What is required:
Across the data below, state how many lines hold "years", and reply with nothing but that number.

(Entries from a page text dataset)
------------------------------------------------
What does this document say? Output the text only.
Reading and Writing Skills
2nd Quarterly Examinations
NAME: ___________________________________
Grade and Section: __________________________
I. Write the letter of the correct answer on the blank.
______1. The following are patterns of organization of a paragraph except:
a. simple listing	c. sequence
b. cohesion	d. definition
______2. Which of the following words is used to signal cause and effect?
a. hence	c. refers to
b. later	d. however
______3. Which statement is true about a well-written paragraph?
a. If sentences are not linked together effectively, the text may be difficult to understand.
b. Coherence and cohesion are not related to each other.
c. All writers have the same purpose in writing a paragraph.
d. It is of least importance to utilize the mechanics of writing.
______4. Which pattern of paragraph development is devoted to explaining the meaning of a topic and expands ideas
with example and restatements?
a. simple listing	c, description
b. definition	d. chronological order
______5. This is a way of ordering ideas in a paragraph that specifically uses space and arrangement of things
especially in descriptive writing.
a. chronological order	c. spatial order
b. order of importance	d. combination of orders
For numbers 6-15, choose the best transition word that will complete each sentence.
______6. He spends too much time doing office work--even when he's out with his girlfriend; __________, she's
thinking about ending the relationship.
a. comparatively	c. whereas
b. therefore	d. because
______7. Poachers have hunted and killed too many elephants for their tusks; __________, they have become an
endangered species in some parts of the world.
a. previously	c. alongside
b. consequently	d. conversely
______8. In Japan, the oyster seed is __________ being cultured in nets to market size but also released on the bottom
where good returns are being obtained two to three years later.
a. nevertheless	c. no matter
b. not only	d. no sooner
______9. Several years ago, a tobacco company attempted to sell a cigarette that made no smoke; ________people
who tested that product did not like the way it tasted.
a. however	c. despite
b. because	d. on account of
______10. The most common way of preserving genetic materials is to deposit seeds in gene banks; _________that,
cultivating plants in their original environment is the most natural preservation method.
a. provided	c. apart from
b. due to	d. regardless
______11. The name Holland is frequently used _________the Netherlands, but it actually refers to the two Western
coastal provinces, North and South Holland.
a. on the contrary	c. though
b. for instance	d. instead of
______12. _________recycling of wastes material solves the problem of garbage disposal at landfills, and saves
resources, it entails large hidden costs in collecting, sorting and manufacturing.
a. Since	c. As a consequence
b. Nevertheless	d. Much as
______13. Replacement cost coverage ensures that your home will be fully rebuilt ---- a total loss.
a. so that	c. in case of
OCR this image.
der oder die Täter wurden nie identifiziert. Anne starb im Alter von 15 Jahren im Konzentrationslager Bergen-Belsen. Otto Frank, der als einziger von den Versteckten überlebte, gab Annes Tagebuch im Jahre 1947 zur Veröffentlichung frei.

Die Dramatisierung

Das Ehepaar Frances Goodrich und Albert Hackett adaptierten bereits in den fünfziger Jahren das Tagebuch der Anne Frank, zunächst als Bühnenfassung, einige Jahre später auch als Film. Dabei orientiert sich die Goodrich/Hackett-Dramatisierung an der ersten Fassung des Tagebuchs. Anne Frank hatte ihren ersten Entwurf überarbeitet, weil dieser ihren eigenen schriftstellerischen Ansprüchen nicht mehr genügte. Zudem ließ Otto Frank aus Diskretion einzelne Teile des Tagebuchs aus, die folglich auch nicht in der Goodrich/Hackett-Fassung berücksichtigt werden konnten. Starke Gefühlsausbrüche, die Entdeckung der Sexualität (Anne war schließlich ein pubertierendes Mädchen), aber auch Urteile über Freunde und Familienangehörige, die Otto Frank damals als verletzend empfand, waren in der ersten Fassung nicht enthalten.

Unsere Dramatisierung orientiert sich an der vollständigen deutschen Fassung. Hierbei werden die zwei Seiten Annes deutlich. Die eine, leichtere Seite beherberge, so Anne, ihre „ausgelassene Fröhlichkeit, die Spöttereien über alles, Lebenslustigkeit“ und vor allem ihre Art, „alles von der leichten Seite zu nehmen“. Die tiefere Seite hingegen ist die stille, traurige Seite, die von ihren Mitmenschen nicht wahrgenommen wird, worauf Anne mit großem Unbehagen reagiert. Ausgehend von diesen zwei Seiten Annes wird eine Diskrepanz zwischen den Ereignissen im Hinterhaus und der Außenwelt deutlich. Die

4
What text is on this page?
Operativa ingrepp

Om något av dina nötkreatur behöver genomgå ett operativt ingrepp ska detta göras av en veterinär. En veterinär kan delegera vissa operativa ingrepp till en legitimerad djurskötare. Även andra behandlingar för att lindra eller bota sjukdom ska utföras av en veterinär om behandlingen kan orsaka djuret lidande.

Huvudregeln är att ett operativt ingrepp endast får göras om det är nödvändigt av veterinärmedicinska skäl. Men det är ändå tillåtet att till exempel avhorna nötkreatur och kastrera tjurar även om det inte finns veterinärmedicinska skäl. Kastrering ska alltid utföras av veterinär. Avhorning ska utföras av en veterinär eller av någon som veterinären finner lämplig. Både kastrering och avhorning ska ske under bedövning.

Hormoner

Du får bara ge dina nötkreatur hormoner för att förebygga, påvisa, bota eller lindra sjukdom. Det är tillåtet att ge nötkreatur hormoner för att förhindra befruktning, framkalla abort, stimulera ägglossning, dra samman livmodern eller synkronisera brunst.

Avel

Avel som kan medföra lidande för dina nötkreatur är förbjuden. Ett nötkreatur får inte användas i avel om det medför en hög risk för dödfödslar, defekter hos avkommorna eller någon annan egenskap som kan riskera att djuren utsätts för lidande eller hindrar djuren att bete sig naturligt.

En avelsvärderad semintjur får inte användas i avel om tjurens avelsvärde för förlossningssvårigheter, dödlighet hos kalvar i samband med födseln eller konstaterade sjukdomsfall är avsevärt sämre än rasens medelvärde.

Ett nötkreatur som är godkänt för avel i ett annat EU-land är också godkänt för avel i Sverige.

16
------------------------------------------------
Task response:
2